**** ROWS

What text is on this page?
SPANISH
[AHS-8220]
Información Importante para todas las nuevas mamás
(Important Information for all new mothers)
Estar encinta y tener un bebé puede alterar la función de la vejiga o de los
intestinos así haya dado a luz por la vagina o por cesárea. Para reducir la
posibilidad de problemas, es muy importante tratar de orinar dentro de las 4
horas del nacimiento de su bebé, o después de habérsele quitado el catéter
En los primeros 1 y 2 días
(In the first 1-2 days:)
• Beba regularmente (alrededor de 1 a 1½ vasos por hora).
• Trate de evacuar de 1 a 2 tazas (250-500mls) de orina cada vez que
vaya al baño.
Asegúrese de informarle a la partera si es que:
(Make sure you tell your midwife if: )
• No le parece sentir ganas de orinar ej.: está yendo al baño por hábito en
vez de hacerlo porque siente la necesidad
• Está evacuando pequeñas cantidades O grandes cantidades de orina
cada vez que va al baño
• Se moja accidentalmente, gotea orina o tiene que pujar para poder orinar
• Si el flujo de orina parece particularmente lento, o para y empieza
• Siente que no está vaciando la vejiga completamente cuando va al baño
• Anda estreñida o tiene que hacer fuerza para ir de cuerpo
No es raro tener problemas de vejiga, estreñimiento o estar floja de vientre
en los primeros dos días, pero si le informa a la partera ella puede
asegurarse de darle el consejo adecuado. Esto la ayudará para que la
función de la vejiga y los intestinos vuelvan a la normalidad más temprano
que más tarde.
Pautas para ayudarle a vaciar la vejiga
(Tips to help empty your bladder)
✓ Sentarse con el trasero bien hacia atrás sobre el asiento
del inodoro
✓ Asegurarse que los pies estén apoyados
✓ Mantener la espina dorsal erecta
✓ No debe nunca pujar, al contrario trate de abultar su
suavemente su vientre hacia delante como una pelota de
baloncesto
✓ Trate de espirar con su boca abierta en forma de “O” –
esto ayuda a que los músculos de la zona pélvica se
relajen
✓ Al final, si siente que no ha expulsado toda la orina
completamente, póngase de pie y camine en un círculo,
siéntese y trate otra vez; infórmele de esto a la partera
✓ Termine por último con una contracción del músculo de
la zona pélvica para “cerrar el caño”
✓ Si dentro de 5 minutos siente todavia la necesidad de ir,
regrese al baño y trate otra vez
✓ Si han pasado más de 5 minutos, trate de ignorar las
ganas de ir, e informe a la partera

********

## TASK BRIEF
Reproduce the data in its entirety, matching each character.

## SOLUTION
What text is on this page?
SPANISH
[AHS-8220]
Información Importante para todas las nuevas mamás
(Important Information for all new mothers)
Estar encinta y tener un bebé puede alterar la función de la vejiga o de los
intestinos así haya dado a luz por la vagina o por cesárea. Para reducir la
posibilidad de problemas, es muy importante tratar de orinar dentro de las 4
horas del nacimiento de su bebé, o después de habérsele quitado el catéter
En los primeros 1 y 2 días
(In the first 1-2 days:)
• Beba regularmente (alrededor de 1 a 1½ vasos por hora).
• Trate de evacuar de 1 a 2 tazas (250-500mls) de orina cada vez que
vaya al baño.
Asegúrese de informarle a la partera si es que:
(Make sure you tell your midwife if: )
• No le parece sentir ganas de orinar ej.: está yendo al baño por hábito en
vez de hacerlo porque siente la necesidad
• Está evacuando pequeñas cantidades O grandes cantidades de orina
cada vez que va al baño
• Se moja accidentalmente, gotea orina o tiene que pujar para poder orinar
• Si el flujo de orina parece particularmente lento, o para y empieza
• Siente que no está vaciando la vejiga completamente cuando va al baño
• Anda estreñida o tiene que hacer fuerza para ir de cuerpo
No es raro tener problemas de vejiga, estreñimiento o estar floja de vientre
en los primeros dos días, pero si le informa a la partera ella puede
asegurarse de darle el consejo adecuado. Esto la ayudará para que la
función de la vejiga y los intestinos vuelvan a la normalidad más temprano
que más tarde.
Pautas para ayudarle a vaciar la vejiga
(Tips to help empty your bladder)
✓ Sentarse con el trasero bien hacia atrás sobre el asiento
del inodoro
✓ Asegurarse que los pies estén apoyados
✓ Mantener la espina dorsal erecta
✓ No debe nunca pujar, al contrario trate de abultar su
suavemente su vientre hacia delante como una pelota de
baloncesto
✓ Trate de espirar con su boca abierta en forma de “O” –
esto ayuda a que los músculos de la zona pélvica se
relajen
✓ Al final, si siente que no ha expulsado toda la orina
completamente, póngase de pie y camine en un círculo,
siéntese y trate otra vez; infórmele de esto a la partera
✓ Termine por último con una contracción del músculo de
la zona pélvica para “cerrar el caño”
✓ Si dentro de 5 minutos siente todavia la necesidad de ir,
regrese al baño y trate otra vez
✓ Si han pasado más de 5 minutos, trate de ignorar las
ganas de ir, e informe a la partera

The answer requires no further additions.